*Text block*.
Keltner, Samuel; Esslinger, Hope; Wu, Xiaoyong; Rai, Shesh; Takiar, Vinita.
Afiliação
  • Keltner S; Department of Radiation Oncology, University of Cincinnati College of Medicine, Cincinnati OH.
  • Esslinger H; Department of Radiation Oncology, University of Cincinnati College of Medicine, Cincinnati OH.
  • Wu X; Cancer Data Science Center, Department of Environmental and Public Health Sciences, University of Cincinnati College of Medicine, Cincinnati, OH; Biostatistics and Bioinformatics Shared Resources, University of Cincinnati Cancer Center, Cincinnati, OH.
  • Rai S; Cancer Data Science Center, Department of Environmental and Public Health Sciences, University of Cincinnati College of Medicine, Cincinnati, OH; Biostatistics and Bioinformatics Shared Resources, University of Cincinnati Cancer Center, Cincinnati, OH; Division of Biostatistics and Bioinformatics, D
  • Takiar V; Department of Radiation Oncology, University of Cincinnati College of Medicine, Cincinnati OH. Electronic address: takiarva@ucmail.uc.edu.
Clin Lung Cancer ; 25(6): e268-e276.e1, 2024 Sep.
Article em En | MEDLINE | ID: mdl-38997934
ABSTRACT

INTRODUCTION:

Stereotactic body radiation therapy (SBRT) is a treatment for patients with early-stage non-small cell lung cancer (ES-NSCLC). Surveillance guidelines vary after treatment. While patients are more likely to locally recur within 2 years of treatment, there remains a paucity of data on the benefit of frequent and long-term surveillance. We evaluated a cohort of NSCLC patients to evaluate surveillance patterns and outcomes. MATERIALS AND

METHODS:

Patients with ES-NSCLC treated with SBRT were retrospectively evaluated. Imaging was reviewed after SBRT for evidence of recurrence or new malignancy. The median scan interval (MSI) was calculated as the median number of months between surveillance scans. The MSI between patients with or without new disease was compared by t-test. New disease development and survival between patients with =T2 disease and with or without prior malignancy was compared using χ², Kaplan-Meier analysis, and Gray's test.

[Page layout parsing records]
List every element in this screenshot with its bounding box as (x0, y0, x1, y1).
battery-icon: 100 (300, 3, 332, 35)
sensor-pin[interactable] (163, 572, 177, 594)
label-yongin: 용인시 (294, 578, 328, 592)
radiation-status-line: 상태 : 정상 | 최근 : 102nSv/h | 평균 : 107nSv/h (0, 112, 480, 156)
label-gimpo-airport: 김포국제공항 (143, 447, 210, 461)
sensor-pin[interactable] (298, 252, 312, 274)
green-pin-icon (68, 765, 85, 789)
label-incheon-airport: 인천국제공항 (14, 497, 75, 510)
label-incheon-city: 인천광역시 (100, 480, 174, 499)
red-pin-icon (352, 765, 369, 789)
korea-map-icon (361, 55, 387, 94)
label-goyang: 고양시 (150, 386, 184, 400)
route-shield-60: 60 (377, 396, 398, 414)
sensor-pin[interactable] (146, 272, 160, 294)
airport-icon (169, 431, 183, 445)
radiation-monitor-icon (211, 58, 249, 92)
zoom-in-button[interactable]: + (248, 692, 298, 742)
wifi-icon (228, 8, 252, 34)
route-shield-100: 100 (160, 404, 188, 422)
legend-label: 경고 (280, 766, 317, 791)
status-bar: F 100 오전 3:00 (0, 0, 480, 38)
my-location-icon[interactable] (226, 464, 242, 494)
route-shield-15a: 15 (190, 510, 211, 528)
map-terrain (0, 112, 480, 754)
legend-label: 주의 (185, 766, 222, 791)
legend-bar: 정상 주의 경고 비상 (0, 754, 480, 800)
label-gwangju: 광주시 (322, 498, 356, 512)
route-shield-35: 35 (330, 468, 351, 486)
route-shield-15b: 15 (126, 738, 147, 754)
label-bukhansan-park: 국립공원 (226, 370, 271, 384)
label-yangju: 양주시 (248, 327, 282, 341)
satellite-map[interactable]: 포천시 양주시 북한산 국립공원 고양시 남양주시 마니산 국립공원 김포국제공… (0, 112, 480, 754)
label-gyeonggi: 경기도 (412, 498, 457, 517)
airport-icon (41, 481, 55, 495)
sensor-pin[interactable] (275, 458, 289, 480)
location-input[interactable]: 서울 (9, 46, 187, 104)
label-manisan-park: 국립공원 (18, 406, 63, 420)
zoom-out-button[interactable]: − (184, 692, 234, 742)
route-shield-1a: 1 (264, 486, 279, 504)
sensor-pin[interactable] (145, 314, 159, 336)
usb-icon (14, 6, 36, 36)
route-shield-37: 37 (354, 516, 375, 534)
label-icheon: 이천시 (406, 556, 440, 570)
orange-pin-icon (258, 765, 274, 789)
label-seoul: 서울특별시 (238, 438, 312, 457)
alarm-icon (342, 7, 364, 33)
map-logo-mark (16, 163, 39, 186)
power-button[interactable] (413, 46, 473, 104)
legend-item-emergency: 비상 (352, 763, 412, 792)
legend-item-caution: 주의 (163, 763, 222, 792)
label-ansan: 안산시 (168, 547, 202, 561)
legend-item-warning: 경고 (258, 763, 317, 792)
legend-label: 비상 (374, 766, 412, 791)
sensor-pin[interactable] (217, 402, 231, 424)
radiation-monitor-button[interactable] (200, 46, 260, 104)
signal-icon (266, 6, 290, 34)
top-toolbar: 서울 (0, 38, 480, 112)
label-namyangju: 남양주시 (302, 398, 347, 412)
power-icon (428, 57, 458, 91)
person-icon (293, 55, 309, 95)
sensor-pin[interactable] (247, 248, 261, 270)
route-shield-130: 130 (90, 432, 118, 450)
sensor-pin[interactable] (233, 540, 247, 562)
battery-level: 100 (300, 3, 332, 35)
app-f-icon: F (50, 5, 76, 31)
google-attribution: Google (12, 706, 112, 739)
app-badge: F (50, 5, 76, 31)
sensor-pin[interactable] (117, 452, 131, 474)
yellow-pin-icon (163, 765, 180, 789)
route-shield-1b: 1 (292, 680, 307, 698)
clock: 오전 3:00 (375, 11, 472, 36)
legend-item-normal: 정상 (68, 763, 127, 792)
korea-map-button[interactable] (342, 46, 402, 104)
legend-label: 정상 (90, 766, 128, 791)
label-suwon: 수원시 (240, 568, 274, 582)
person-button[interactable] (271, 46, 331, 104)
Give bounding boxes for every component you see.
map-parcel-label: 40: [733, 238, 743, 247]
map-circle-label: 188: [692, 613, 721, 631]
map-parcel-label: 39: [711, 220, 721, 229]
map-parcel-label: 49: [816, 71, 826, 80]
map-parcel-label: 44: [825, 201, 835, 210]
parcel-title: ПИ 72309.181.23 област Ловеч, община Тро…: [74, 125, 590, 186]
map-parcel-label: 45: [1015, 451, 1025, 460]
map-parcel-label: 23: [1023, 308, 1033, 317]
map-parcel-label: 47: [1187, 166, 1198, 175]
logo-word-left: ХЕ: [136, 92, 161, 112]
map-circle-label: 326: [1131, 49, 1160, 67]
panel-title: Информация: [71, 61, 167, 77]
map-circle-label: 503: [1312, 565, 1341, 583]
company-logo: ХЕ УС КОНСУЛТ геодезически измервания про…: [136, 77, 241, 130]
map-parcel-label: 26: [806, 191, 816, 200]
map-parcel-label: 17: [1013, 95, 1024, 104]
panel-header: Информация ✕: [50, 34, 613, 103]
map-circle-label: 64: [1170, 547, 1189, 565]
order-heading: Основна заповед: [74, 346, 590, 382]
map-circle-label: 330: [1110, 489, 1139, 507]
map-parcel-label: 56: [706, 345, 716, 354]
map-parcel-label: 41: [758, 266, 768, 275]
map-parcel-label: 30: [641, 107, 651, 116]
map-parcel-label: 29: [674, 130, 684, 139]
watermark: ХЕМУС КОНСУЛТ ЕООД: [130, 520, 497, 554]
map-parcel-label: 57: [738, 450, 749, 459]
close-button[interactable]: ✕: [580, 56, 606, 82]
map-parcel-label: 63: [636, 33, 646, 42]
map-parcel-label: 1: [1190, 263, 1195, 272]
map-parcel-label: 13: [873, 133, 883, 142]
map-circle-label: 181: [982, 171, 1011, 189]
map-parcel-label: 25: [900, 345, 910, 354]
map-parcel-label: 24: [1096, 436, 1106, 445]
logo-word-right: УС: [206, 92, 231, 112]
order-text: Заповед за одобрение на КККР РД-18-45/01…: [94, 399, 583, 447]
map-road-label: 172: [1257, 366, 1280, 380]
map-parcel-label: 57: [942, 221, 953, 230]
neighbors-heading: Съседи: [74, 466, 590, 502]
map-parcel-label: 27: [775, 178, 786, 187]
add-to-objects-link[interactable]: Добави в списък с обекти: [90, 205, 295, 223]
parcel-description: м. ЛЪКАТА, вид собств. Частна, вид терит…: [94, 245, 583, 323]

*About this exercise*.
Copy out the passage of the lung cancer abstract starting with "Patients with ES-NSCLC" and going on through "and Gray's test.". The records come from a different source than the lung cancer abstract.

*Response to this exercise*.
Patients with ES-NSCLC treated with SBRT were retrospectively evaluated. Imaging was reviewed after SBRT for evidence of recurrence or new malignancy. The median scan interval (MSI) was calculated as the median number of months between surveillance scans. The MSI between patients with or without new disease was compared by t-test. New disease development and survival between patients with =T2 disease and with or without prior malignancy was compared using χ², Kaplan-Meier analysis, and Gray's test.